● **Your task**:
Copy each line that contains the string "JSON".

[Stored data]
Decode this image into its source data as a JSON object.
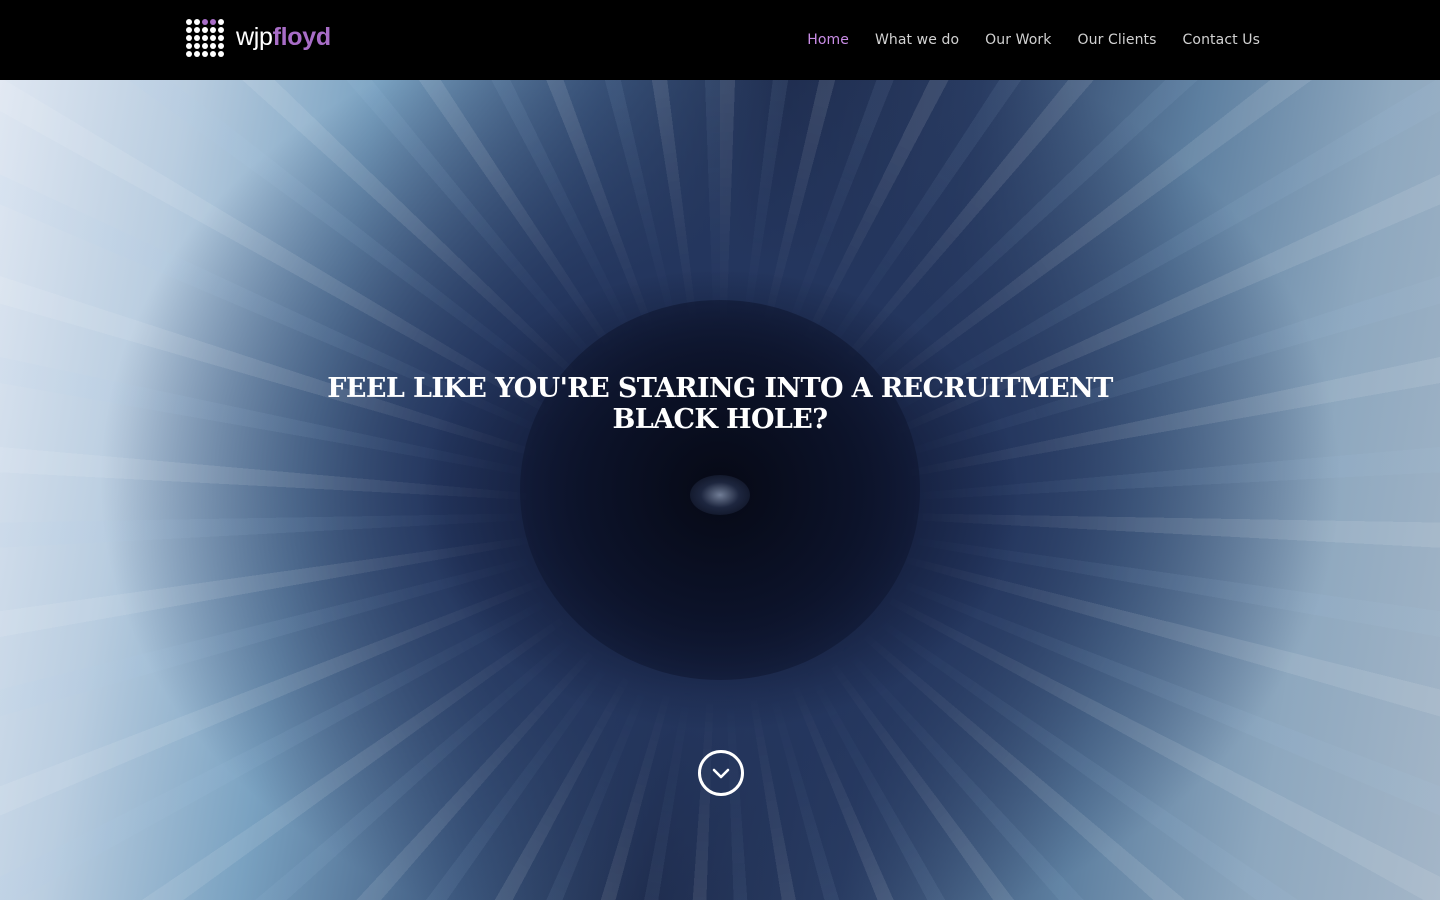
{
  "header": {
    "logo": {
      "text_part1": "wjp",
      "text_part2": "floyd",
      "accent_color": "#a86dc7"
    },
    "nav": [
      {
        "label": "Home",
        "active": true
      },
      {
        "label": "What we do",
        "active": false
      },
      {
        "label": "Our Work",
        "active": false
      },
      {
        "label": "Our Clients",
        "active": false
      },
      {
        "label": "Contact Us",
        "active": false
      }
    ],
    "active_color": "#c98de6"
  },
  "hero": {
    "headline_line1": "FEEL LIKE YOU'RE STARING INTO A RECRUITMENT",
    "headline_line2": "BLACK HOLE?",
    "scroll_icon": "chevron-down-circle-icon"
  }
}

--

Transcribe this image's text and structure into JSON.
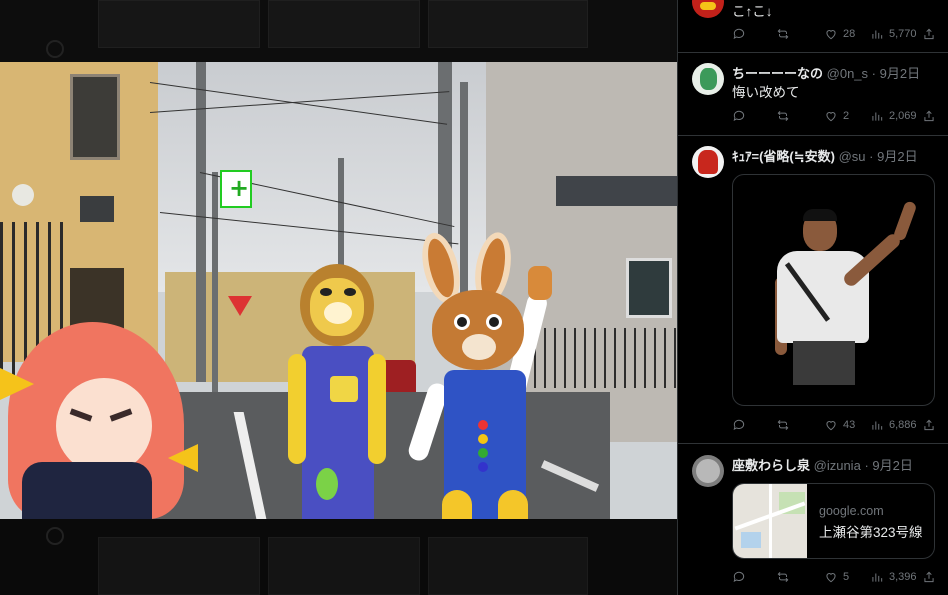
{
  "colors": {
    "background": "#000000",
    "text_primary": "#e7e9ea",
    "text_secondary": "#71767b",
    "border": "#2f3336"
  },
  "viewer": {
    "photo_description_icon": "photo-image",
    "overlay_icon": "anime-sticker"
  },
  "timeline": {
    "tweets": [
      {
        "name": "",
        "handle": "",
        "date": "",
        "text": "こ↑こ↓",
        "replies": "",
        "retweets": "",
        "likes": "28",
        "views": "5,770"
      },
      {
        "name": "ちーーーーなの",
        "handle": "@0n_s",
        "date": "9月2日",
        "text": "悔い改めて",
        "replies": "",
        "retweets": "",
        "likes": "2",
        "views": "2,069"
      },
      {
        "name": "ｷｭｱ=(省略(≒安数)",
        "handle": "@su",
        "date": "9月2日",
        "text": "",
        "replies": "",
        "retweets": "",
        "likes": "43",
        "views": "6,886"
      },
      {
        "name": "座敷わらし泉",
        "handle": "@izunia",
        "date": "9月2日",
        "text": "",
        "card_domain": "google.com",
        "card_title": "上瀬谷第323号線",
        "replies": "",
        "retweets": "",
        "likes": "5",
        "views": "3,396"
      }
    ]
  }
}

● **Answer for this exercise**:
Decode this image into its source data as a JSON object.
Transcribe this image's text and structure into JSON.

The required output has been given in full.